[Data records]
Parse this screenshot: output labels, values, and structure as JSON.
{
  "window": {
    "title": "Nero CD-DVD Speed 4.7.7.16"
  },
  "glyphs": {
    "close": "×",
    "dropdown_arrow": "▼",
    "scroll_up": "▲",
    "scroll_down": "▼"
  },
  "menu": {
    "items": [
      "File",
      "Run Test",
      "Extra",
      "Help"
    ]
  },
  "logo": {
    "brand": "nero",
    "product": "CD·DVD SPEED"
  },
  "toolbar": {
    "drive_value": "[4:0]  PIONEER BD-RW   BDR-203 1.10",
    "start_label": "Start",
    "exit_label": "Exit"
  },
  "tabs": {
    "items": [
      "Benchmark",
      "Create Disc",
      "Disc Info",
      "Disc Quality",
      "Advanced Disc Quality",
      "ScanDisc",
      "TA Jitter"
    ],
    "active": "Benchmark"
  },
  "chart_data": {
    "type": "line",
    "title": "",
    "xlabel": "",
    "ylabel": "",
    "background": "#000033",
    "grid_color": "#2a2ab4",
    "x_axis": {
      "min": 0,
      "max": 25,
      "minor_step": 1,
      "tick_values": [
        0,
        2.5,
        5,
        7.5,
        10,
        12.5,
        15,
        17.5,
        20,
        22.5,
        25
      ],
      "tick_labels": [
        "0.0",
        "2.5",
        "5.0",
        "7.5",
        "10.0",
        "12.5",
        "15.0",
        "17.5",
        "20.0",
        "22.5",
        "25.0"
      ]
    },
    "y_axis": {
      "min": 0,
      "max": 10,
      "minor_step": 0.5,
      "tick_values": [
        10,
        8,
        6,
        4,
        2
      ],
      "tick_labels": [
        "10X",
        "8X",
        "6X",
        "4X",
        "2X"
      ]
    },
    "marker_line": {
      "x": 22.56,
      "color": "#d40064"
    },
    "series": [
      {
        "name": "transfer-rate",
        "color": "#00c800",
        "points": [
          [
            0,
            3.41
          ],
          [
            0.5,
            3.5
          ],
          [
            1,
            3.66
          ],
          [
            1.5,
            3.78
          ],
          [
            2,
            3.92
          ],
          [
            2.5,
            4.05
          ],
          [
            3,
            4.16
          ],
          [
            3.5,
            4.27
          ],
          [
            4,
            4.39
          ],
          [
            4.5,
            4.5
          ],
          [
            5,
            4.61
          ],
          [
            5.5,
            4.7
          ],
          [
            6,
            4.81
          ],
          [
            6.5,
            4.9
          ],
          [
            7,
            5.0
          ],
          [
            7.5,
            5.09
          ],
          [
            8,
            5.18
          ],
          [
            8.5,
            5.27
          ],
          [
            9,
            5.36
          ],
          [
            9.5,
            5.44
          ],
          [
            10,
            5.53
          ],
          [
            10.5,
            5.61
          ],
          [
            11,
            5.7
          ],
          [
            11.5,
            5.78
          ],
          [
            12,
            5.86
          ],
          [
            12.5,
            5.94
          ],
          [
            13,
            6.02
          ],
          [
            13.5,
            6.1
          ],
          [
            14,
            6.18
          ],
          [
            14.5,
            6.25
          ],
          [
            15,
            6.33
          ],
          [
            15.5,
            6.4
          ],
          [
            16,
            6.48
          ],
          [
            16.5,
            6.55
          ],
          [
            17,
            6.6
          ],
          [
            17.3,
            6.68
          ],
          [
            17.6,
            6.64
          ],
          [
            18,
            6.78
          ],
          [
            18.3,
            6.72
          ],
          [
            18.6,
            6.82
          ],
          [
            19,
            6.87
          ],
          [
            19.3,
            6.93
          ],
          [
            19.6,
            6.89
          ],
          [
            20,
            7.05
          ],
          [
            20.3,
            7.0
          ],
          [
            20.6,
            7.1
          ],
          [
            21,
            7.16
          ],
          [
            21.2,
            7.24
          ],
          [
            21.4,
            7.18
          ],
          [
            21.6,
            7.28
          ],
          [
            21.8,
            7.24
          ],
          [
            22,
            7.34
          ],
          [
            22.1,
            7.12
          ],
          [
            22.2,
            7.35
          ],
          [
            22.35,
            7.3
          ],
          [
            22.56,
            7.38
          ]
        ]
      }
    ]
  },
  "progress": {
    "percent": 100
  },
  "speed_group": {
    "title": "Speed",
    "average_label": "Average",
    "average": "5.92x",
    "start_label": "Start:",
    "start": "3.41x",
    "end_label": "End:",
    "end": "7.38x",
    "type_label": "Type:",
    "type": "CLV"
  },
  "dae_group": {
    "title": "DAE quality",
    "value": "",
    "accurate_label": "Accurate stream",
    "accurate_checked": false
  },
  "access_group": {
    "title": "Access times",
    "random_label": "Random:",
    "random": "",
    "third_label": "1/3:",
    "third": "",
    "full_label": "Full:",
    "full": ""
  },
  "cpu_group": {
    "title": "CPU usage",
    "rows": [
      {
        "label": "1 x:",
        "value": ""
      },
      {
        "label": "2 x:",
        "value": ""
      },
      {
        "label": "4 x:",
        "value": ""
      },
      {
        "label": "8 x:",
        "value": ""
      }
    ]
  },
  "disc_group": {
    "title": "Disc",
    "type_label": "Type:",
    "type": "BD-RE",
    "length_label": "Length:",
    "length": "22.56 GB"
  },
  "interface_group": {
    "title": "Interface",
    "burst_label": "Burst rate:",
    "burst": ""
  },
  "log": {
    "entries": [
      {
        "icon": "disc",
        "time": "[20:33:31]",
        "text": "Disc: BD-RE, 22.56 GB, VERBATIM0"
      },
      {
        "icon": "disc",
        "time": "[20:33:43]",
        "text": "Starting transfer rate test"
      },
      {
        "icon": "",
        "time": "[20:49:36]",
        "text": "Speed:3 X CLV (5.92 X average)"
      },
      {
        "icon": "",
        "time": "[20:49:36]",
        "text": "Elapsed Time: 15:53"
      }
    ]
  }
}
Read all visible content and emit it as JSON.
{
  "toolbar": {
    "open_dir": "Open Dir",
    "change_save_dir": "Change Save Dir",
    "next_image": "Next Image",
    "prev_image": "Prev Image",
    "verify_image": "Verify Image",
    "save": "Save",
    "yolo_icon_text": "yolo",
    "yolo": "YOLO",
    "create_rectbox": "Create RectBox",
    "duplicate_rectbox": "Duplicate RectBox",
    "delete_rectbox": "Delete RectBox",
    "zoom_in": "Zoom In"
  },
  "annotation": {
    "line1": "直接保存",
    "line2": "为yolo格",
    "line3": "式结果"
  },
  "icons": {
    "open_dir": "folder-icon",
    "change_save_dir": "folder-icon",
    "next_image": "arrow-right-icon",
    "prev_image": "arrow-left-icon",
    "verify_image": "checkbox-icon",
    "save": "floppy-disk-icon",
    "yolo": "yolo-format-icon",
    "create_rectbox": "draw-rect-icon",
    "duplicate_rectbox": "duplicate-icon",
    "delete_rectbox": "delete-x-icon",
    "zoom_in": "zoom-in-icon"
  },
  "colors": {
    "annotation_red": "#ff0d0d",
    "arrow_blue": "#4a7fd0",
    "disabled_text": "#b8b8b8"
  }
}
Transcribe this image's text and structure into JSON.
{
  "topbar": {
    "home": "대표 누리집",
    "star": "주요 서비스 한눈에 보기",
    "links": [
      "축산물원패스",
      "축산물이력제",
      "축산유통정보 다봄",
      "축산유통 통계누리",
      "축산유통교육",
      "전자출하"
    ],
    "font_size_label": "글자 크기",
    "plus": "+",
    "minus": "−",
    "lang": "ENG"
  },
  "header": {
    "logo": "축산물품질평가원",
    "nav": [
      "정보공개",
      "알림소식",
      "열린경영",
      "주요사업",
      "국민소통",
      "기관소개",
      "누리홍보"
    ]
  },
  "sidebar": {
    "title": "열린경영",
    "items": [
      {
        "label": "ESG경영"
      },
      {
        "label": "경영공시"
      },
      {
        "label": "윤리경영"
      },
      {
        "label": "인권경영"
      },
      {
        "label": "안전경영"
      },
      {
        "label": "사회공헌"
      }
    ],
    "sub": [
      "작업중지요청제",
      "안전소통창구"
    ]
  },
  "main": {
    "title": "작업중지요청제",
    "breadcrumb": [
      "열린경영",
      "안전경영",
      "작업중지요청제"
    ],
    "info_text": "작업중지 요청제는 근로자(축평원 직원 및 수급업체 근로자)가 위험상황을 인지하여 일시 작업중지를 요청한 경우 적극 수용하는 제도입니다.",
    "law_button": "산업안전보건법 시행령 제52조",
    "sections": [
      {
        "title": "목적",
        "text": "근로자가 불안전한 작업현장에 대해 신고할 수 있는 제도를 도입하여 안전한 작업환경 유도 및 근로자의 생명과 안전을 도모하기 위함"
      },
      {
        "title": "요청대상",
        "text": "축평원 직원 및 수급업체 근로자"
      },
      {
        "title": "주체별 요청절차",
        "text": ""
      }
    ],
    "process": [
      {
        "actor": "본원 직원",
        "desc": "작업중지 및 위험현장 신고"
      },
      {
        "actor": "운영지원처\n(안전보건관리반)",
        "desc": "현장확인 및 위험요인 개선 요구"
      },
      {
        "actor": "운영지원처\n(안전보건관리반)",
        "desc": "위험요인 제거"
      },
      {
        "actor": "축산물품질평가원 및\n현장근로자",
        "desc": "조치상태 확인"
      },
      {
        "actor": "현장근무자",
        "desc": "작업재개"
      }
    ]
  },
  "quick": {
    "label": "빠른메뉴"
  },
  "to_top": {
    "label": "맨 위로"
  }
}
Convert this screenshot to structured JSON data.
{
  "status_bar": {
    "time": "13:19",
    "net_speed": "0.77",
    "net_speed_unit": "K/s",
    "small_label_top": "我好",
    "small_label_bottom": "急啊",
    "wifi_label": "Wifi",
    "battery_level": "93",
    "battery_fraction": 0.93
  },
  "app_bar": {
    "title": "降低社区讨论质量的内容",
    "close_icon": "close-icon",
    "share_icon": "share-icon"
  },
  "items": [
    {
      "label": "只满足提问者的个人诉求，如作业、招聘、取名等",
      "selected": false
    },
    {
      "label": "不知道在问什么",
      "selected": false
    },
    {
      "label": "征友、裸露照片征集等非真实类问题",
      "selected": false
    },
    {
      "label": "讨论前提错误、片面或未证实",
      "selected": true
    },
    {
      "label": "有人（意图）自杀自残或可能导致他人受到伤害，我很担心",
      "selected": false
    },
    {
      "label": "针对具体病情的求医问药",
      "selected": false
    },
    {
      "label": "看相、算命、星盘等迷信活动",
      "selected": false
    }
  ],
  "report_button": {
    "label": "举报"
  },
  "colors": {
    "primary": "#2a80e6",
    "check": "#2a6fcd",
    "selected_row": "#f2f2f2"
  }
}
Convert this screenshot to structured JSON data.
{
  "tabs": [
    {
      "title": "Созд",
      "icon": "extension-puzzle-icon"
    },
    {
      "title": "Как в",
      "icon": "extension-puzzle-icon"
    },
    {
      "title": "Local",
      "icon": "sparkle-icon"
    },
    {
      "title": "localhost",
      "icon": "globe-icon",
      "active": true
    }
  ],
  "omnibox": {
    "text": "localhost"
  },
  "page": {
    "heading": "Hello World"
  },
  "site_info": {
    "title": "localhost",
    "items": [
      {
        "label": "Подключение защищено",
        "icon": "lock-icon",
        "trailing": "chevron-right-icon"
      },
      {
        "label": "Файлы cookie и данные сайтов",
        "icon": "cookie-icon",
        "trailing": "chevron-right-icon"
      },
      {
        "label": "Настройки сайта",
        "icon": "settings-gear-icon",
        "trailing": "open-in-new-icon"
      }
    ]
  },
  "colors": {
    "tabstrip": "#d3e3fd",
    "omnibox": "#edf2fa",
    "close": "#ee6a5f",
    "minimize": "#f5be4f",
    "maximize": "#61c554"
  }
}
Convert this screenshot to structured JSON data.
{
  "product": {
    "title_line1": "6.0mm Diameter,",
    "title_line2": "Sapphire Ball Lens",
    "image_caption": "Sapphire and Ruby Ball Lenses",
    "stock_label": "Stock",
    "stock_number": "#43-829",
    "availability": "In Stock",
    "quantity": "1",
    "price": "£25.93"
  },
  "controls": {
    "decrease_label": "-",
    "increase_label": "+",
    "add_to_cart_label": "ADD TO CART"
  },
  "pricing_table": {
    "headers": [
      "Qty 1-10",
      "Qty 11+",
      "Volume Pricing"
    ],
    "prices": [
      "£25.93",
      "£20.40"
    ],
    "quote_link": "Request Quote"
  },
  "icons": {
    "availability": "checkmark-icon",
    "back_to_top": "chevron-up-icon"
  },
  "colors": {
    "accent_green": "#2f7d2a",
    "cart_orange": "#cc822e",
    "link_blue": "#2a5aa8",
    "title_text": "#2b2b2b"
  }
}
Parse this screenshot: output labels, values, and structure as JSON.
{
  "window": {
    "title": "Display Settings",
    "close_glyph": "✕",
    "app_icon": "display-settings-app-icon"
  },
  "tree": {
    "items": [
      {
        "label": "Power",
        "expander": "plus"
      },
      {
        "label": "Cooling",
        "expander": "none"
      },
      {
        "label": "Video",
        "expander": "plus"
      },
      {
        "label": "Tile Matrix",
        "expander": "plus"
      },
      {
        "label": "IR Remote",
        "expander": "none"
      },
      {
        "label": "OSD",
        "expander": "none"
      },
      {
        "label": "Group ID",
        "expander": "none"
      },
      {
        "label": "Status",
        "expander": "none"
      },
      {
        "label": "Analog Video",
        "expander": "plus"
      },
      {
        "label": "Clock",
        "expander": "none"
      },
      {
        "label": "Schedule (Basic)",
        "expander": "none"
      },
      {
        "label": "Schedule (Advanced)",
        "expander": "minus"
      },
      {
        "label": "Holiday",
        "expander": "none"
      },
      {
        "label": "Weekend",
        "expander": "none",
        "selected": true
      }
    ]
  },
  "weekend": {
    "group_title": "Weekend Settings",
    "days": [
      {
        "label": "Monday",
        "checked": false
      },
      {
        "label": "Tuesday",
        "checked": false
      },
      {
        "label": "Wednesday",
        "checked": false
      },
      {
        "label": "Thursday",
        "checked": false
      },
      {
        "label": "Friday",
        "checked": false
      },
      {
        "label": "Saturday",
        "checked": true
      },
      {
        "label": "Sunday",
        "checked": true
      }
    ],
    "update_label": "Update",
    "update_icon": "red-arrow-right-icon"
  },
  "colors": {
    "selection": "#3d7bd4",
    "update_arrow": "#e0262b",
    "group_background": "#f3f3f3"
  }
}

- _Task brief_
Collect the lines of the data that carry the word "수급업체".

- _Response to the exercise_
    "info_text": "작업중지 요청제는 근로자(축평원 직원 및 수급업체 근로자)가 위험상황을 인지하여 일시 작업중지를 요청한 경우 적극 수용하는 제도입니다.",
        "text": "축평원 직원 및 수급업체 근로자"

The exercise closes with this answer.